** start **
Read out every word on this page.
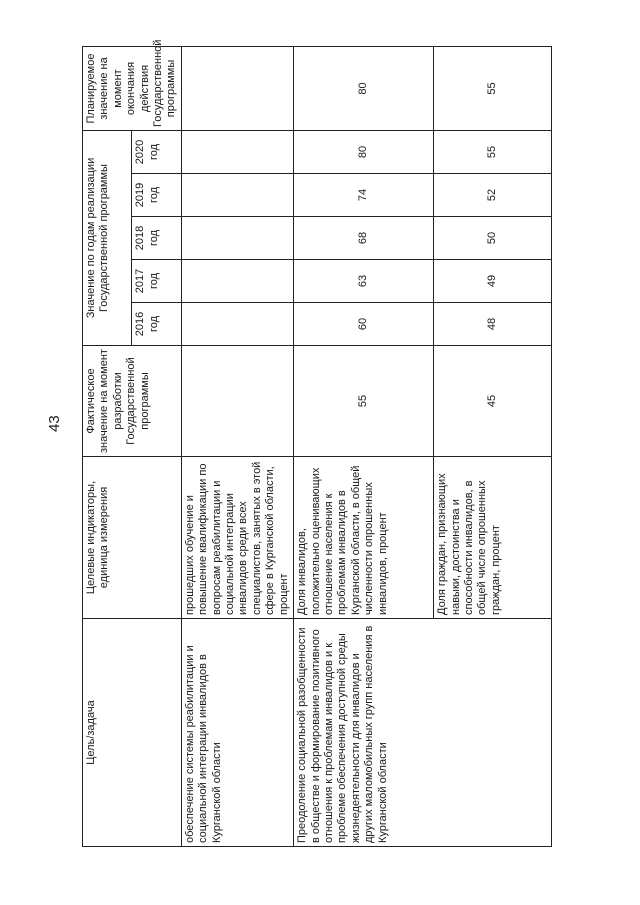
43
Цель/задача	Целевые индикаторы, единица измерения	Фактическое значение на момент разработки Государственной программы	Значение по годам реализации Государственной программы					Планируемое значение на момент окончания действия Государственной программы
			2016 год	2017 год	2018 год	2019 год	2020 год	
обеспечение системы реабилитации и социальной интеграции инвалидов в Курганской области	прошедших обучение и повышение квалификации по вопросам реабилитации и социальной интеграции инвалидов среди всех специалистов, занятых в этой сфере в Курганской области, процент							
Преодоление социальной разобщенности в обществе и формирование позитивного отношения к проблемам инвалидов и к проблеме обеспечения доступной среды жизнедеятельности для инвалидов и других маломобильных групп населения в Курганской области	Доля инвалидов, положительно оценивающих отношение населения к проблемам инвалидов в Курганской области, в общей численности опрошенных инвалидов, процент	55	60	63	68	74	80	80
	Доля граждан, признающих навыки, достоинства и способности инвалидов, в общей числе опрошенных граждан, процент	45	48	49	50	52	55	55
** end **
Omit the pictures and restate the rest of the records verbatim.

### COMPLETE ANSWER
Read out every word on this page.
43
Цель/задача	Целевые индикаторы, единица измерения	Фактическое значение на момент разработки Государственной программы	Значение по годам реализации Государственной программы					Планируемое значение на момент окончания действия Государственной программы
			2016 год	2017 год	2018 год	2019 год	2020 год	
обеспечение системы реабилитации и социальной интеграции инвалидов в Курганской области	прошедших обучение и повышение квалификации по вопросам реабилитации и социальной интеграции инвалидов среди всех специалистов, занятых в этой сфере в Курганской области, процент							
Преодоление социальной разобщенности в обществе и формирование позитивного отношения к проблемам инвалидов и к проблеме обеспечения доступной среды жизнедеятельности для инвалидов и других маломобильных групп населения в Курганской области	Доля инвалидов, положительно оценивающих отношение населения к проблемам инвалидов в Курганской области, в общей численности опрошенных инвалидов, процент	55	60	63	68	74	80	80
	Доля граждан, признающих навыки, достоинства и способности инвалидов, в общей числе опрошенных граждан, процент	45	48	49	50	52	55	55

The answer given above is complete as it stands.